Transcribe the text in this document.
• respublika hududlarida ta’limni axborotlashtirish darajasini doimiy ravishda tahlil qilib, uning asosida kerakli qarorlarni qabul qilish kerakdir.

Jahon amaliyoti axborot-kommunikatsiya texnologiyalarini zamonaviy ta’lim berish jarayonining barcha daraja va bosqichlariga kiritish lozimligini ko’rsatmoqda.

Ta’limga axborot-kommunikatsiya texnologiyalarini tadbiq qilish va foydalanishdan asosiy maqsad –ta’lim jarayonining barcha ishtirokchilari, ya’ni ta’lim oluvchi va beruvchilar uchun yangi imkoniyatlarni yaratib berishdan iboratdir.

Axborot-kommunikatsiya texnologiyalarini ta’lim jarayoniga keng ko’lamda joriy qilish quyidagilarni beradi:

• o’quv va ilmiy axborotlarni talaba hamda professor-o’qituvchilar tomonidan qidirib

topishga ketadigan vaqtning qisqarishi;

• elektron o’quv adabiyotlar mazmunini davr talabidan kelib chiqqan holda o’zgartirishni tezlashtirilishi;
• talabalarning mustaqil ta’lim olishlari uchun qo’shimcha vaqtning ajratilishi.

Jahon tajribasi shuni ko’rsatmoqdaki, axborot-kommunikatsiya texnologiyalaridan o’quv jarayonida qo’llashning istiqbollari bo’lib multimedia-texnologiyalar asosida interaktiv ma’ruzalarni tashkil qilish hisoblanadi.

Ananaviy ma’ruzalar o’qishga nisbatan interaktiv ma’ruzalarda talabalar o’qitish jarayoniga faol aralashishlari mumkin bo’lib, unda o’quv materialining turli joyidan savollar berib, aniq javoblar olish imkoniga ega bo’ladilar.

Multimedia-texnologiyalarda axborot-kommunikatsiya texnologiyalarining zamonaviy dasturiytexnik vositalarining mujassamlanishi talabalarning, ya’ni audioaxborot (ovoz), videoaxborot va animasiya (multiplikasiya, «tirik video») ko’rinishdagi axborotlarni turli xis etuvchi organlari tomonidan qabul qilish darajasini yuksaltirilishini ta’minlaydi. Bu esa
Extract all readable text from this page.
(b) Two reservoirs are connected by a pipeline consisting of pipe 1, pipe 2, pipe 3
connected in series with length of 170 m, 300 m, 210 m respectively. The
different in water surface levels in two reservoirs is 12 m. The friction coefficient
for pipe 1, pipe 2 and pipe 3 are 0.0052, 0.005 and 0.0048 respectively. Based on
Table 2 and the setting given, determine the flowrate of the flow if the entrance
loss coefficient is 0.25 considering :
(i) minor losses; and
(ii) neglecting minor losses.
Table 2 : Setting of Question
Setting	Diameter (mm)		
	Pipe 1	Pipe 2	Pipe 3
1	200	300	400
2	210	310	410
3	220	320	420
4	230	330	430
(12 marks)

========

# WHAT YOU ARE ASKED TO DO:
Retype the entries exactly, including every line.

# SOLUTION TO THIS PROBLEM:
Transcribe the text in this document.
• respublika hududlarida ta’limni axborotlashtirish darajasini doimiy ravishda tahlil qilib, uning asosida kerakli qarorlarni qabul qilish kerakdir.

Jahon amaliyoti axborot-kommunikatsiya texnologiyalarini zamonaviy ta’lim berish jarayonining barcha daraja va bosqichlariga kiritish lozimligini ko’rsatmoqda.

Ta’limga axborot-kommunikatsiya texnologiyalarini tadbiq qilish va foydalanishdan asosiy maqsad –ta’lim jarayonining barcha ishtirokchilari, ya’ni ta’lim oluvchi va beruvchilar uchun yangi imkoniyatlarni yaratib berishdan iboratdir.

Axborot-kommunikatsiya texnologiyalarini ta’lim jarayoniga keng ko’lamda joriy qilish quyidagilarni beradi:

• o’quv va ilmiy axborotlarni talaba hamda professor-o’qituvchilar tomonidan qidirib

topishga ketadigan vaqtning qisqarishi;

• elektron o’quv adabiyotlar mazmunini davr talabidan kelib chiqqan holda o’zgartirishni tezlashtirilishi;
• talabalarning mustaqil ta’lim olishlari uchun qo’shimcha vaqtning ajratilishi.

Jahon tajribasi shuni ko’rsatmoqdaki, axborot-kommunikatsiya texnologiyalaridan o’quv jarayonida qo’llashning istiqbollari bo’lib multimedia-texnologiyalar asosida interaktiv ma’ruzalarni tashkil qilish hisoblanadi.

Ananaviy ma’ruzalar o’qishga nisbatan interaktiv ma’ruzalarda talabalar o’qitish jarayoniga faol aralashishlari mumkin bo’lib, unda o’quv materialining turli joyidan savollar berib, aniq javoblar olish imkoniga ega bo’ladilar.

Multimedia-texnologiyalarda axborot-kommunikatsiya texnologiyalarining zamonaviy dasturiytexnik vositalarining mujassamlanishi talabalarning, ya’ni audioaxborot (ovoz), videoaxborot va animasiya (multiplikasiya, «tirik video») ko’rinishdagi axborotlarni turli xis etuvchi organlari tomonidan qabul qilish darajasini yuksaltirilishini ta’minlaydi. Bu esa
Extract all readable text from this page.
(b) Two reservoirs are connected by a pipeline consisting of pipe 1, pipe 2, pipe 3
connected in series with length of 170 m, 300 m, 210 m respectively. The
different in water surface levels in two reservoirs is 12 m. The friction coefficient
for pipe 1, pipe 2 and pipe 3 are 0.0052, 0.005 and 0.0048 respectively. Based on
Table 2 and the setting given, determine the flowrate of the flow if the entrance
loss coefficient is 0.25 considering :
(i) minor losses; and
(ii) neglecting minor losses.
Table 2 : Setting of Question
Setting	Diameter (mm)		
	Pipe 1	Pipe 2	Pipe 3
1	200	300	400
2	210	310	410
3	220	320	420
4	230	330	430
(12 marks)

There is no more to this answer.